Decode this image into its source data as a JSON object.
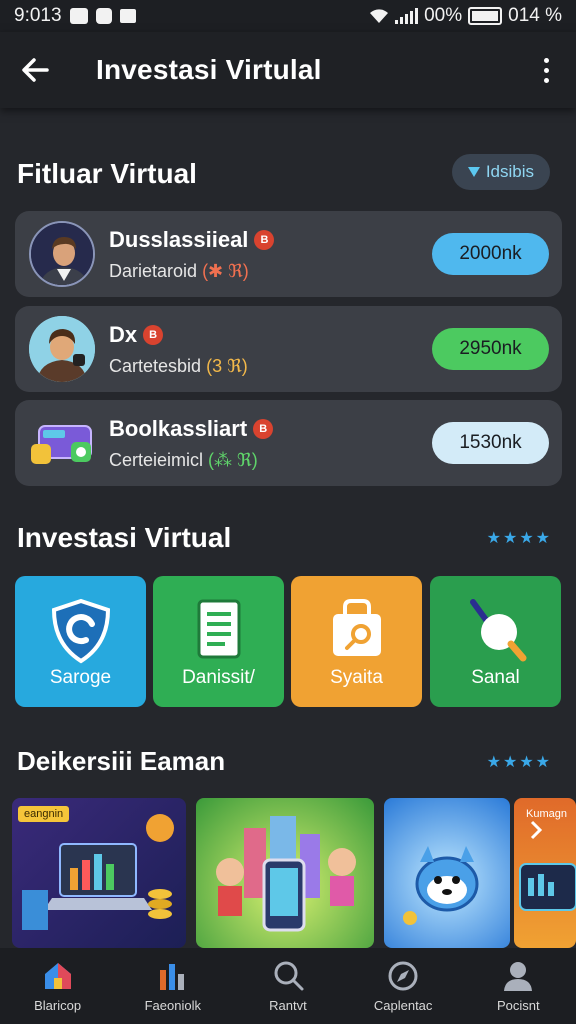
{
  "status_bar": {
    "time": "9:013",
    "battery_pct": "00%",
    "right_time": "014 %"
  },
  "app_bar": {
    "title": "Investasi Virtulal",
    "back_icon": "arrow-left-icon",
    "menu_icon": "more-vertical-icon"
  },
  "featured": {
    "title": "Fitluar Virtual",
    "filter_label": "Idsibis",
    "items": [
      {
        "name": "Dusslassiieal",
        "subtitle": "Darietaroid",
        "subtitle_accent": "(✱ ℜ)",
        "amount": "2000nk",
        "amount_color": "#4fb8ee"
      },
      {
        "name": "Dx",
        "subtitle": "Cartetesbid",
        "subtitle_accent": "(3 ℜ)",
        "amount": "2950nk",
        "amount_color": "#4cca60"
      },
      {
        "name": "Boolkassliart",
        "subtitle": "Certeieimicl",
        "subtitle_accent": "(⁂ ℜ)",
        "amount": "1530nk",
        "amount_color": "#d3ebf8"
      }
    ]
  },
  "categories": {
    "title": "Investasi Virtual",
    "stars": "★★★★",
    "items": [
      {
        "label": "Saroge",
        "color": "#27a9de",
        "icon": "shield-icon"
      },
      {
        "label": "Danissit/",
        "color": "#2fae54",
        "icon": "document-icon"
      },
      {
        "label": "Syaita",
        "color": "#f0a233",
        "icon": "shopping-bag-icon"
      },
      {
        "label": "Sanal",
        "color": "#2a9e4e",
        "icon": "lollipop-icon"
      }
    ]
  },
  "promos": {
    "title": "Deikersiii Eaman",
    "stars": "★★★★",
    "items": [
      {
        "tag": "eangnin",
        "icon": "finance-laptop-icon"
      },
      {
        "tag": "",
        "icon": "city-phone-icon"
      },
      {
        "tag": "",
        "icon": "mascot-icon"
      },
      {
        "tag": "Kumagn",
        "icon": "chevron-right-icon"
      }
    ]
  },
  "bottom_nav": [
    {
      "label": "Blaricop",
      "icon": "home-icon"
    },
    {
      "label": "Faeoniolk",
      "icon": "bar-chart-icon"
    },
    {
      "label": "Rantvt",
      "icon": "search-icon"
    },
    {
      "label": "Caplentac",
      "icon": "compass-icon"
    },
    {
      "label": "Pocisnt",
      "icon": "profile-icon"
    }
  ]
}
◆ ◆ ◆ ◆
Do this: What count of lines in the listing contain the word "Virtual"? Reply with the number only.

Output: 2